What is being asked: Show all lines of the listing that hold the word "color".

[Input records start]

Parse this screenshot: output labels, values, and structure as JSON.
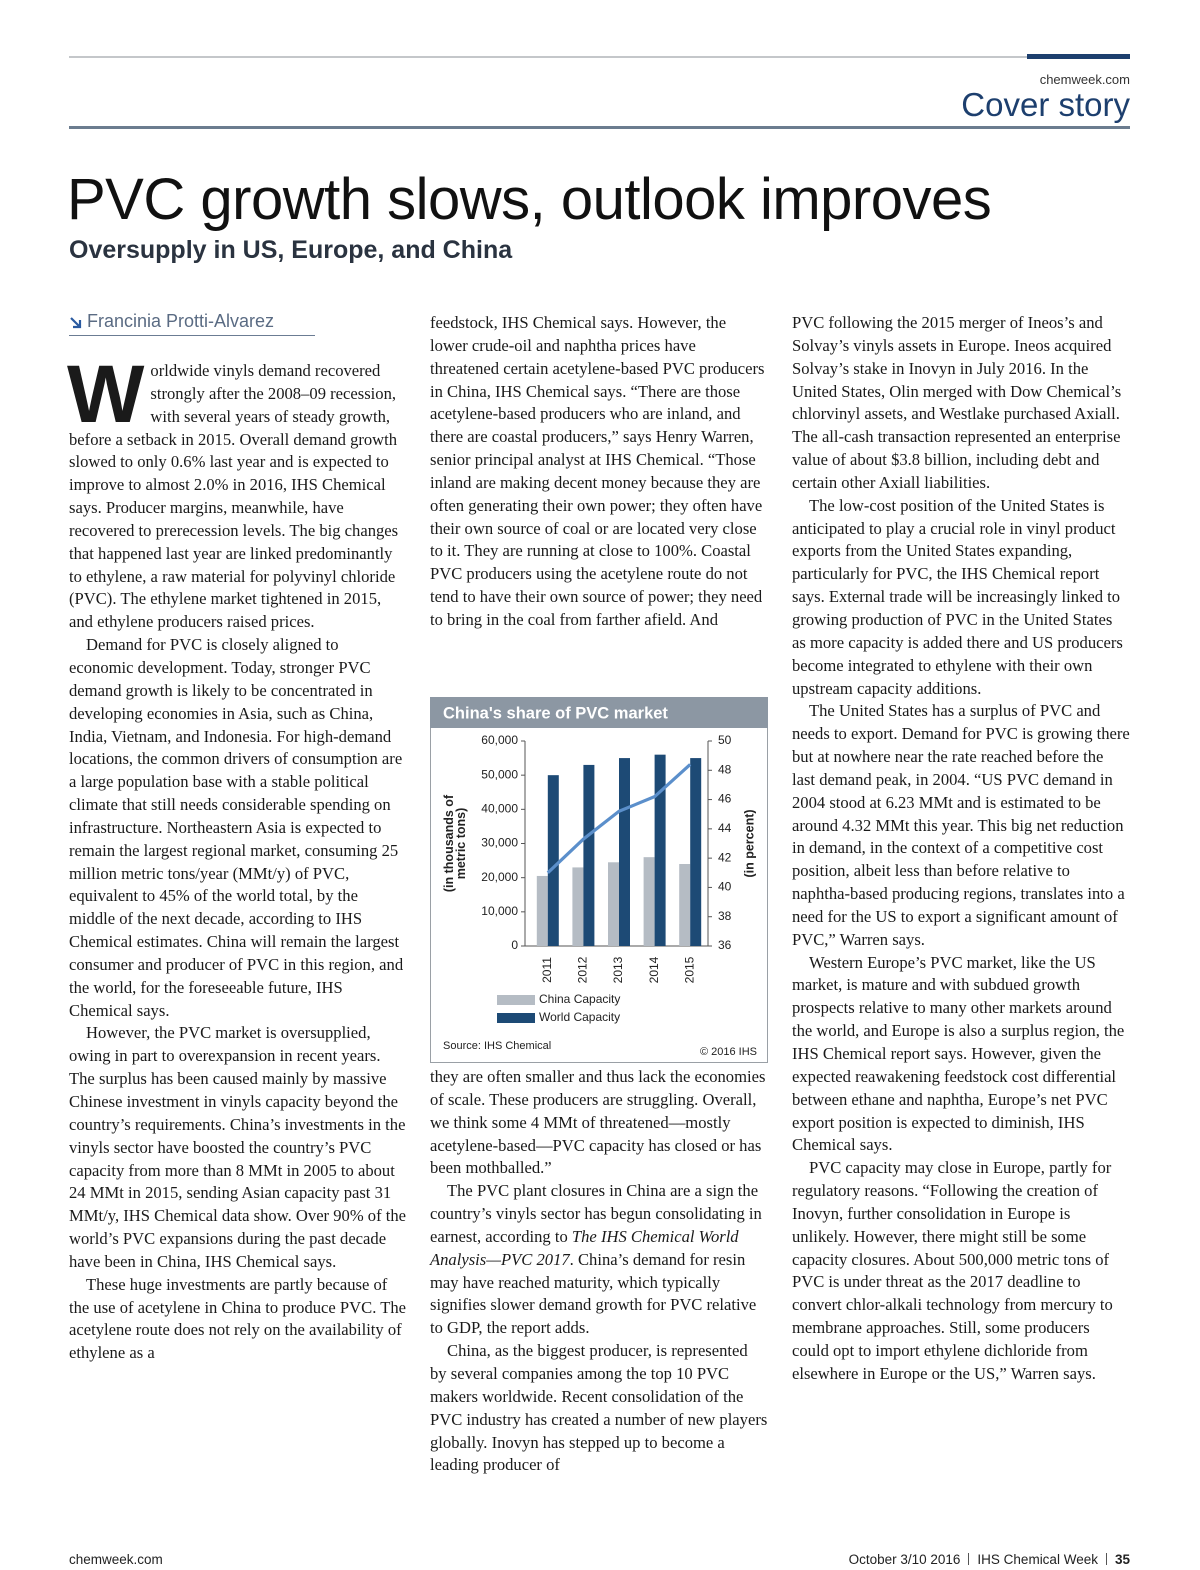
{
  "header": {
    "site": "chemweek.com",
    "section": "Cover story"
  },
  "title": "PVC growth slows, outlook improves",
  "subtitle": "Oversupply in US, Europe, and China",
  "author": "Francinia Protti-Alvarez",
  "drop_cap": "W",
  "column1": [
    [
      "orldwide vinyls demand recovered strongly after the 2008–09 recession, with several years of steady growth, before a setback in 2015. Overall demand growth slowed to only 0.6% last year and is expected to improve to almost 2.0% in 2016, IHS Chemical says. Producer margins, meanwhile, have recovered to prerecession levels. The big changes that happened last year are linked predominantly to ethylene, a raw material for polyvinyl chloride (PVC). The ethylene market tightened in 2015, and ethylene producers raised prices."
    ],
    [
      "Demand for PVC is closely aligned to economic development. Today, stronger PVC demand growth is likely to be concentrated in developing economies in Asia, such as China, India, Vietnam, and Indonesia. For high-demand locations, the common drivers of consumption are a large population base with a stable political climate that still needs considerable spending on infrastructure. Northeastern Asia is expected to remain the largest regional market, consuming 25 million metric tons/year (MMt/y) of PVC, equivalent to 45% of the world total, by the middle of the next decade, according to IHS Chemical estimates. China will remain the largest consumer and producer of PVC in this region, and the world, for the foreseeable future, IHS Chemical says."
    ],
    [
      "However, the PVC market is oversupplied, owing in part to overexpansion in recent years. The surplus has been caused mainly by massive Chinese investment in vinyls capacity beyond the country’s requirements. China’s investments in the vinyls sector have boosted the country’s PVC capacity from more than 8 MMt in 2005 to about 24 MMt in 2015, sending Asian capacity past 31 MMt/y, IHS Chemical data show. Over 90% of the world’s PVC expansions during the past decade have been in China, IHS Chemical says."
    ],
    [
      "These huge investments are partly because of the use of acetylene in China to produce PVC. The acetylene route does not rely on the availability of ethylene as a"
    ]
  ],
  "column2_top": [
    [
      "feedstock, IHS Chemical says. However, the lower crude-oil and naphtha prices have threatened certain acetylene-based PVC producers in China, IHS Chemical says. “There are those acetylene-based producers who are inland, and there are coastal producers,” says Henry Warren, senior principal analyst at IHS Chemical. “Those inland are making decent money because they are often generating their own power; they often have their own source of coal or are located very close to it. They are running at close to 100%. Coastal PVC producers using the acetylene route do not tend to have their own source of power; they need to bring in the coal from farther afield. And"
    ]
  ],
  "column2_bottom": [
    [
      "they are often smaller and thus lack the economies of scale. These producers are struggling. Overall, we think some 4 MMt of threatened—mostly acetylene-based—PVC capacity has closed or has been mothballed.”"
    ],
    [
      "The PVC plant closures in China are a sign the country’s vinyls sector has begun consolidating in earnest, according to ",
      "The IHS Chemical World Analysis—PVC 2017",
      ". China’s demand for resin may have reached maturity, which typically signifies slower demand growth for PVC relative to GDP, the report adds."
    ],
    [
      "China, as the biggest producer, is represented by several companies among the top 10 PVC makers worldwide. Recent consolidation of the PVC industry has created a number of new players globally. Inovyn has stepped up to become a leading producer of"
    ]
  ],
  "column3": [
    [
      "PVC following the 2015 merger of Ineos’s and Solvay’s vinyls assets in Europe. Ineos acquired Solvay’s stake in Inovyn in July 2016. In the United States,  Olin merged with Dow Chemical’s chlorvinyl assets, and Westlake purchased Axiall. The all-cash transaction represented an enterprise value of about $3.8 billion, including debt and certain other Axiall liabilities."
    ],
    [
      "The low-cost position of the United States is anticipated to play a crucial role in vinyl product exports from the United States expanding, particularly for PVC, the IHS Chemical report says. External trade will be increasingly linked to growing production of PVC in the United States as more capacity is added there and US producers become integrated to ethylene with their own upstream capacity additions."
    ],
    [
      "The United States has a surplus of PVC and needs to export. Demand for PVC is growing there but at nowhere near the rate reached before the last demand peak, in 2004. “US PVC demand in 2004 stood at 6.23 MMt and is estimated to be around 4.32 MMt this year. This big net reduction in demand, in the context of a competitive cost position, albeit less than before relative to naphtha-based producing regions, translates into a need for the US to export a significant amount of PVC,” Warren says."
    ],
    [
      "Western Europe’s PVC market, like the US market, is mature and with subdued growth prospects relative to many other markets around the world, and Europe is also a surplus region, the IHS Chemical report says. However, given the expected reawakening feedstock cost differential between ethane and naphtha, Europe’s net PVC export position is expected to diminish, IHS Chemical says."
    ],
    [
      "PVC capacity may close in Europe, partly for regulatory reasons. “Following the creation of Inovyn, further consolidation in Europe is unlikely. However, there might still be some capacity closures. About 500,000 metric tons of PVC is under threat as the 2017 deadline to convert chlor-alkali technology from mercury to membrane approaches. Still, some producers could opt to import ethylene dichloride from elsewhere in Europe or the US,” Warren says."
    ]
  ],
  "chart_data": {
    "type": "bar",
    "title": "China's share of PVC market",
    "categories": [
      "2011",
      "2012",
      "2013",
      "2014",
      "2015"
    ],
    "series": [
      {
        "name": "China Capacity",
        "color": "#b5bcc4",
        "values": [
          20500,
          23000,
          24500,
          26000,
          24000
        ]
      },
      {
        "name": "World Capacity",
        "color": "#1d4a75",
        "values": [
          50000,
          53000,
          55000,
          56000,
          55000
        ]
      },
      {
        "type": "line",
        "axis": "y2",
        "color": "#5b8fcb",
        "values": [
          41,
          43.3,
          45.2,
          46.2,
          48.4
        ]
      }
    ],
    "ylabel": [
      "(in thousands of",
      "metric tons)"
    ],
    "y2label": "(in percent)",
    "ylim": [
      0,
      60000
    ],
    "yticks": [
      0,
      {
        "value": 10000,
        "label": "10,000"
      },
      {
        "value": 20000,
        "label": "20,000"
      },
      {
        "value": 30000,
        "label": "30,000"
      },
      {
        "value": 40000,
        "label": "40,000"
      },
      {
        "value": 50000,
        "label": "50,000"
      },
      {
        "value": 60000,
        "label": "60,000"
      }
    ],
    "y2lim": [
      36,
      50
    ],
    "y2ticks": [
      36,
      38,
      40,
      42,
      44,
      46,
      48,
      50
    ],
    "source": "Source: IHS Chemical",
    "copyright": "© 2016 IHS"
  },
  "footer": {
    "left": "chemweek.com",
    "date": "October 3/10 2016",
    "publication": "IHS Chemical Week",
    "page": "35"
  }
}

[Input records end]

Answer to this task:
        "color": "#b5bcc4",
        "color": "#1d4a75",
        "color": "#5b8fcb",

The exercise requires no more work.